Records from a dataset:
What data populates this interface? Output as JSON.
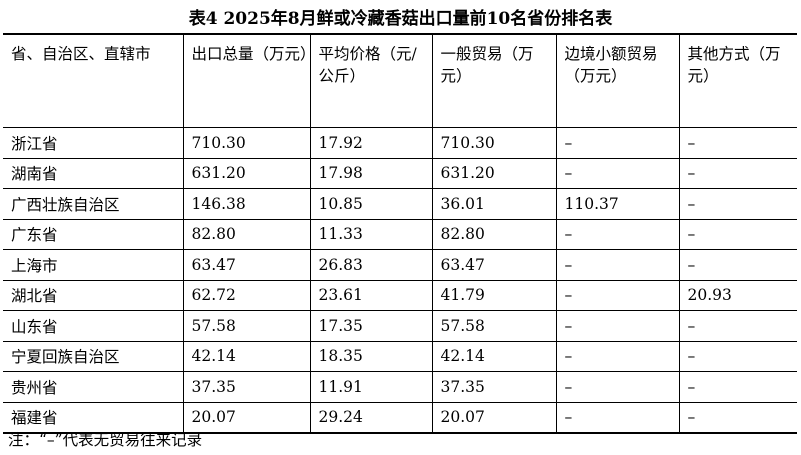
{
  "title": "表4 2025年8月鲜或冷藏香菇出口量前10名省份排名表",
  "table": {
    "headers": [
      "省、自治区、直辖市",
      "出口总量（万元）",
      "平均价格（元/公斤）",
      "一般贸易（万元）",
      "边境小额贸易（万元）",
      "其他方式（万元）"
    ],
    "rows": [
      [
        "浙江省",
        "710.30",
        "17.92",
        "710.30",
        "–",
        "–"
      ],
      [
        "湖南省",
        "631.20",
        "17.98",
        "631.20",
        "–",
        "–"
      ],
      [
        "广西壮族自治区",
        "146.38",
        "10.85",
        "36.01",
        "110.37",
        "–"
      ],
      [
        "广东省",
        "82.80",
        "11.33",
        "82.80",
        "–",
        "–"
      ],
      [
        "上海市",
        "63.47",
        "26.83",
        "63.47",
        "–",
        "–"
      ],
      [
        "湖北省",
        "62.72",
        "23.61",
        "41.79",
        "–",
        "20.93"
      ],
      [
        "山东省",
        "57.58",
        "17.35",
        "57.58",
        "–",
        "–"
      ],
      [
        "宁夏回族自治区",
        "42.14",
        "18.35",
        "42.14",
        "–",
        "–"
      ],
      [
        "贵州省",
        "37.35",
        "11.91",
        "37.35",
        "–",
        "–"
      ],
      [
        "福建省",
        "20.07",
        "29.24",
        "20.07",
        "–",
        "–"
      ]
    ]
  },
  "note": "注：“–”代表无贸易往来记录"
}
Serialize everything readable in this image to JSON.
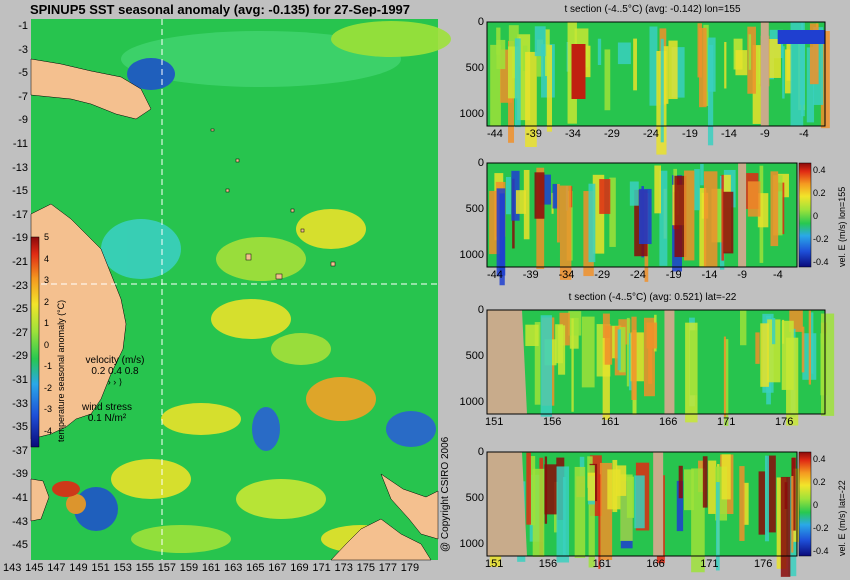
{
  "page": {
    "title": "SPINUP5 SST seasonal anomaly (avg: -0.135) for 27-Sep-1997",
    "copyright": "@ Copyright CSIRO 2006"
  },
  "map": {
    "lat_ticks": [
      "-1",
      "-3",
      "-5",
      "-7",
      "-9",
      "-11",
      "-13",
      "-15",
      "-17",
      "-19",
      "-21",
      "-23",
      "-25",
      "-27",
      "-29",
      "-31",
      "-33",
      "-35",
      "-37",
      "-39",
      "-41",
      "-43",
      "-45"
    ],
    "lon_ticks": [
      "143",
      "145",
      "147",
      "149",
      "151",
      "153",
      "155",
      "157",
      "159",
      "161",
      "163",
      "165",
      "167",
      "169",
      "171",
      "173",
      "175",
      "177",
      "179"
    ],
    "colorbar": {
      "label": "temperature seasonal anomaly (°C)",
      "ticks": [
        "5",
        "4",
        "3",
        "2",
        "1",
        "0",
        "-1",
        "-2",
        "-3",
        "-4"
      ]
    },
    "velocity_legend": {
      "title": "velocity (m/s)",
      "values": "0.2 0.4 0.8"
    },
    "wind_legend": {
      "title": "wind stress",
      "value": "0.1 N/m²"
    },
    "section_lon": 155,
    "section_lat": -22
  },
  "panels": {
    "p1": {
      "title": "t section (-4..5°C) (avg: -0.142) lon=155",
      "x_ticks": [
        "-44",
        "-39",
        "-34",
        "-29",
        "-24",
        "-19",
        "-14",
        "-9",
        "-4"
      ],
      "y_ticks": [
        "0",
        "500",
        "1000"
      ]
    },
    "p2": {
      "x_ticks": [
        "-44",
        "-39",
        "-34",
        "-29",
        "-24",
        "-19",
        "-14",
        "-9",
        "-4"
      ],
      "y_ticks": [
        "0",
        "500",
        "1000"
      ],
      "cbar_label": "vel. E (m/s) lon=155",
      "cbar_ticks": [
        "0.4",
        "0.2",
        "0",
        "-0.2",
        "-0.4"
      ]
    },
    "p3": {
      "title": "t section (-4..5°C) (avg: 0.521) lat=-22",
      "x_ticks": [
        "151",
        "156",
        "161",
        "166",
        "171",
        "176"
      ],
      "y_ticks": [
        "0",
        "500",
        "1000"
      ]
    },
    "p4": {
      "x_ticks": [
        "151",
        "156",
        "161",
        "166",
        "171",
        "176"
      ],
      "y_ticks": [
        "0",
        "500",
        "1000"
      ],
      "cbar_label": "vel. E (m/s) lat=-22",
      "cbar_ticks": [
        "0.4",
        "0.2",
        "0",
        "-0.2",
        "-0.4"
      ]
    }
  },
  "colors": {
    "land": "#f4c08f",
    "section_land": "#c8ab8b",
    "ocean_base": "#24c84a",
    "background": "#c0c0c0"
  }
}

**Your task**
All records should be output exactly, with the pictures left out.

**Solution to this problem**
What data populates this interface? Output as JSON.
{
  "title": "表4 2025年8月鲜或冷藏香菇出口量前10名省份排名表",
  "table": {
    "headers": [
      "省、自治区、直辖市",
      "出口总量（万元）",
      "平均价格（元/公斤）",
      "一般贸易（万元）",
      "边境小额贸易（万元）",
      "其他方式（万元）"
    ],
    "rows": [
      [
        "浙江省",
        "710.30",
        "17.92",
        "710.30",
        "–",
        "–"
      ],
      [
        "湖南省",
        "631.20",
        "17.98",
        "631.20",
        "–",
        "–"
      ],
      [
        "广西壮族自治区",
        "146.38",
        "10.85",
        "36.01",
        "110.37",
        "–"
      ],
      [
        "广东省",
        "82.80",
        "11.33",
        "82.80",
        "–",
        "–"
      ],
      [
        "上海市",
        "63.47",
        "26.83",
        "63.47",
        "–",
        "–"
      ],
      [
        "湖北省",
        "62.72",
        "23.61",
        "41.79",
        "–",
        "20.93"
      ],
      [
        "山东省",
        "57.58",
        "17.35",
        "57.58",
        "–",
        "–"
      ],
      [
        "宁夏回族自治区",
        "42.14",
        "18.35",
        "42.14",
        "–",
        "–"
      ],
      [
        "贵州省",
        "37.35",
        "11.91",
        "37.35",
        "–",
        "–"
      ],
      [
        "福建省",
        "20.07",
        "29.24",
        "20.07",
        "–",
        "–"
      ]
    ]
  },
  "note": "注：“–”代表无贸易往来记录"
}
Serialize everything readable in this image to JSON.
{
  "page": {
    "title": "SPINUP5 SST seasonal anomaly (avg: -0.135) for 27-Sep-1997",
    "copyright": "@ Copyright CSIRO 2006"
  },
  "map": {
    "lat_ticks": [
      "-1",
      "-3",
      "-5",
      "-7",
      "-9",
      "-11",
      "-13",
      "-15",
      "-17",
      "-19",
      "-21",
      "-23",
      "-25",
      "-27",
      "-29",
      "-31",
      "-33",
      "-35",
      "-37",
      "-39",
      "-41",
      "-43",
      "-45"
    ],
    "lon_ticks": [
      "143",
      "145",
      "147",
      "149",
      "151",
      "153",
      "155",
      "157",
      "159",
      "161",
      "163",
      "165",
      "167",
      "169",
      "171",
      "173",
      "175",
      "177",
      "179"
    ],
    "colorbar": {
      "label": "temperature seasonal anomaly (°C)",
      "ticks": [
        "5",
        "4",
        "3",
        "2",
        "1",
        "0",
        "-1",
        "-2",
        "-3",
        "-4"
      ]
    },
    "velocity_legend": {
      "title": "velocity (m/s)",
      "values": "0.2 0.4 0.8"
    },
    "wind_legend": {
      "title": "wind stress",
      "value": "0.1 N/m²"
    },
    "section_lon": 155,
    "section_lat": -22
  },
  "panels": {
    "p1": {
      "title": "t section (-4..5°C) (avg: -0.142) lon=155",
      "x_ticks": [
        "-44",
        "-39",
        "-34",
        "-29",
        "-24",
        "-19",
        "-14",
        "-9",
        "-4"
      ],
      "y_ticks": [
        "0",
        "500",
        "1000"
      ]
    },
    "p2": {
      "x_ticks": [
        "-44",
        "-39",
        "-34",
        "-29",
        "-24",
        "-19",
        "-14",
        "-9",
        "-4"
      ],
      "y_ticks": [
        "0",
        "500",
        "1000"
      ],
      "cbar_label": "vel. E (m/s) lon=155",
      "cbar_ticks": [
        "0.4",
        "0.2",
        "0",
        "-0.2",
        "-0.4"
      ]
    },
    "p3": {
      "title": "t section (-4..5°C) (avg: 0.521) lat=-22",
      "x_ticks": [
        "151",
        "156",
        "161",
        "166",
        "171",
        "176"
      ],
      "y_ticks": [
        "0",
        "500",
        "1000"
      ]
    },
    "p4": {
      "x_ticks": [
        "151",
        "156",
        "161",
        "166",
        "171",
        "176"
      ],
      "y_ticks": [
        "0",
        "500",
        "1000"
      ],
      "cbar_label": "vel. E (m/s) lat=-22",
      "cbar_ticks": [
        "0.4",
        "0.2",
        "0",
        "-0.2",
        "-0.4"
      ]
    }
  },
  "colors": {
    "land": "#f4c08f",
    "section_land": "#c8ab8b",
    "ocean_base": "#24c84a",
    "background": "#c0c0c0"
  }
}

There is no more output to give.